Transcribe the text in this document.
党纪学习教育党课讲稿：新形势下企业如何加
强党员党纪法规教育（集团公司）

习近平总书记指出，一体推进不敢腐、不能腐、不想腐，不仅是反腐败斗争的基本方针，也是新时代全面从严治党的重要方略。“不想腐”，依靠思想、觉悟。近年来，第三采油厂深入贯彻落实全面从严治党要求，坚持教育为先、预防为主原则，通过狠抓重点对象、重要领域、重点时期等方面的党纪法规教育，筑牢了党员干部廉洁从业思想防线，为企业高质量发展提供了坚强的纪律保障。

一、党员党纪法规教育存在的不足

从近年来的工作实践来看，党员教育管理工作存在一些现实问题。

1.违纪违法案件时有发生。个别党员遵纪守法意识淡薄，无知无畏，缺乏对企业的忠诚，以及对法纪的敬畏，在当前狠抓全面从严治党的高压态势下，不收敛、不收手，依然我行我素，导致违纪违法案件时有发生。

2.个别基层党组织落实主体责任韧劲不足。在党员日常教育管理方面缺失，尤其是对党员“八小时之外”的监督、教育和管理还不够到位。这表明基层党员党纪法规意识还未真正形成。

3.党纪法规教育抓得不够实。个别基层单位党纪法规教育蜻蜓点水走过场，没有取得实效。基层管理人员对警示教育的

________________________

■ TASK OBJECTIVE:
Provide all the records again, word for word.

■ WRITTEN ANSWER:
Transcribe the text in this document.
党纪学习教育党课讲稿：新形势下企业如何加
强党员党纪法规教育（集团公司）

习近平总书记指出，一体推进不敢腐、不能腐、不想腐，不仅是反腐败斗争的基本方针，也是新时代全面从严治党的重要方略。“不想腐”，依靠思想、觉悟。近年来，第三采油厂深入贯彻落实全面从严治党要求，坚持教育为先、预防为主原则，通过狠抓重点对象、重要领域、重点时期等方面的党纪法规教育，筑牢了党员干部廉洁从业思想防线，为企业高质量发展提供了坚强的纪律保障。

一、党员党纪法规教育存在的不足

从近年来的工作实践来看，党员教育管理工作存在一些现实问题。

1.违纪违法案件时有发生。个别党员遵纪守法意识淡薄，无知无畏，缺乏对企业的忠诚，以及对法纪的敬畏，在当前狠抓全面从严治党的高压态势下，不收敛、不收手，依然我行我素，导致违纪违法案件时有发生。

2.个别基层党组织落实主体责任韧劲不足。在党员日常教育管理方面缺失，尤其是对党员“八小时之外”的监督、教育和管理还不够到位。这表明基层党员党纪法规意识还未真正形成。

3.党纪法规教育抓得不够实。个别基层单位党纪法规教育蜻蜓点水走过场，没有取得实效。基层管理人员对警示教育的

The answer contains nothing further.